# WHAT TO PRODUCE:
Copy every line of the data that contains the string "dopravy".
++++++++
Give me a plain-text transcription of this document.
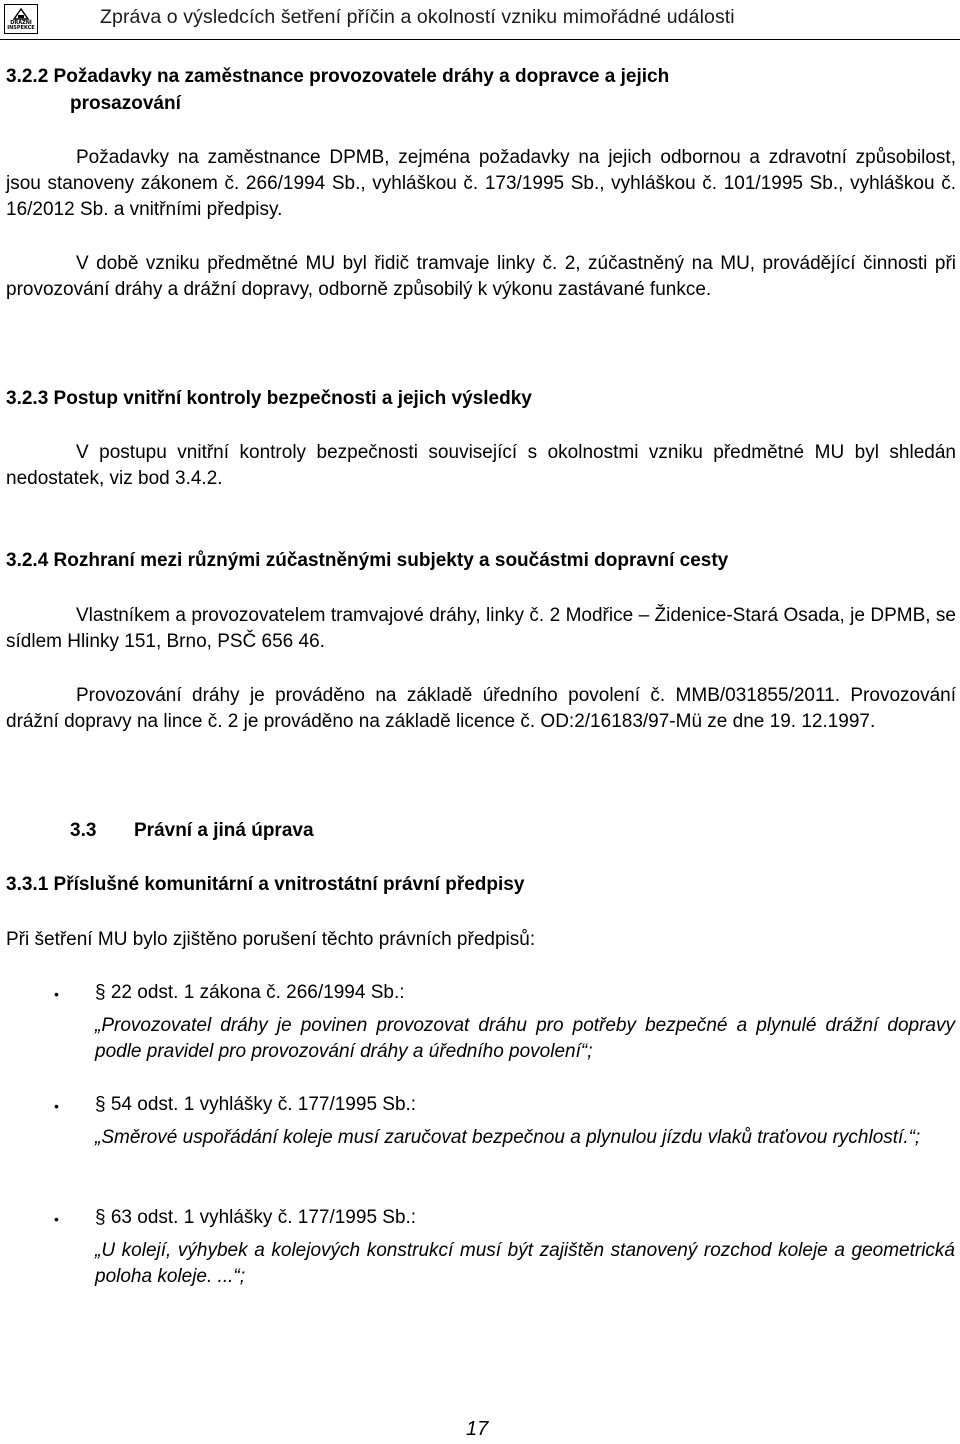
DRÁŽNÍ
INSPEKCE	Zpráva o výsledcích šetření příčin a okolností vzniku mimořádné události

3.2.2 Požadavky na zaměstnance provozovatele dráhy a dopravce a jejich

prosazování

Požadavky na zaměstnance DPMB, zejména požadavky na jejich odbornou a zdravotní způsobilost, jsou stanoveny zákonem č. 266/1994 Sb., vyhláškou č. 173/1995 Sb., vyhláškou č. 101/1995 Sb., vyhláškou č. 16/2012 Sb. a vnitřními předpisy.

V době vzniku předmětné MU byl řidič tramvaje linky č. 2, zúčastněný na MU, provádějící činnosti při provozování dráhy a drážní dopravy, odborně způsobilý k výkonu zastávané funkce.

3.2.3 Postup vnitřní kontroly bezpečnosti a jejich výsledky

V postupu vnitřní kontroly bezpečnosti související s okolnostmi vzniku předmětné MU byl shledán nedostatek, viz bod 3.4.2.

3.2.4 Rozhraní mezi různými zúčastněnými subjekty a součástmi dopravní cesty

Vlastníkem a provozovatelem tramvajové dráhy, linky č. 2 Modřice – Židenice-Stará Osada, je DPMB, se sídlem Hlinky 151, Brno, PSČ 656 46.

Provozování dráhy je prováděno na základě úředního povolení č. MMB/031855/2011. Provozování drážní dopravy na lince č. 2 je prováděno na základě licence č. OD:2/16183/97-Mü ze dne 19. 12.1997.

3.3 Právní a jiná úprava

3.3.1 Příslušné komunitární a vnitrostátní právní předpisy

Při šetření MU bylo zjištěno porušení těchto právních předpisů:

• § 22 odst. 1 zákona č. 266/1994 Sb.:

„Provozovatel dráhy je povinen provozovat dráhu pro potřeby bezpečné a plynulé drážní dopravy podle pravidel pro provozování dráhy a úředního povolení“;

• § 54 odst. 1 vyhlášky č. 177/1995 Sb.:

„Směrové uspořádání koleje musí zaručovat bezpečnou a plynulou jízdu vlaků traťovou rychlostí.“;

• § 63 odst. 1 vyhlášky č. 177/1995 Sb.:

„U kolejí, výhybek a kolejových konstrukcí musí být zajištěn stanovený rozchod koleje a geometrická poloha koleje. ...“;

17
++++++++
# ANSWER TO THE TASK:
V době vzniku předmětné MU byl řidič tramvaje linky č. 2, zúčastněný na MU, provádějící činnosti při provozování dráhy a drážní dopravy, odborně způsobilý k výkonu zastávané funkce.
Provozování dráhy je prováděno na základě úředního povolení č. MMB/031855/2011. Provozování drážní dopravy na lince č. 2 je prováděno na základě licence č. OD:2/16183/97-Mü ze dne 19. 12.1997.
„Provozovatel dráhy je povinen provozovat dráhu pro potřeby bezpečné a plynulé drážní dopravy podle pravidel pro provozování dráhy a úředního povolení“;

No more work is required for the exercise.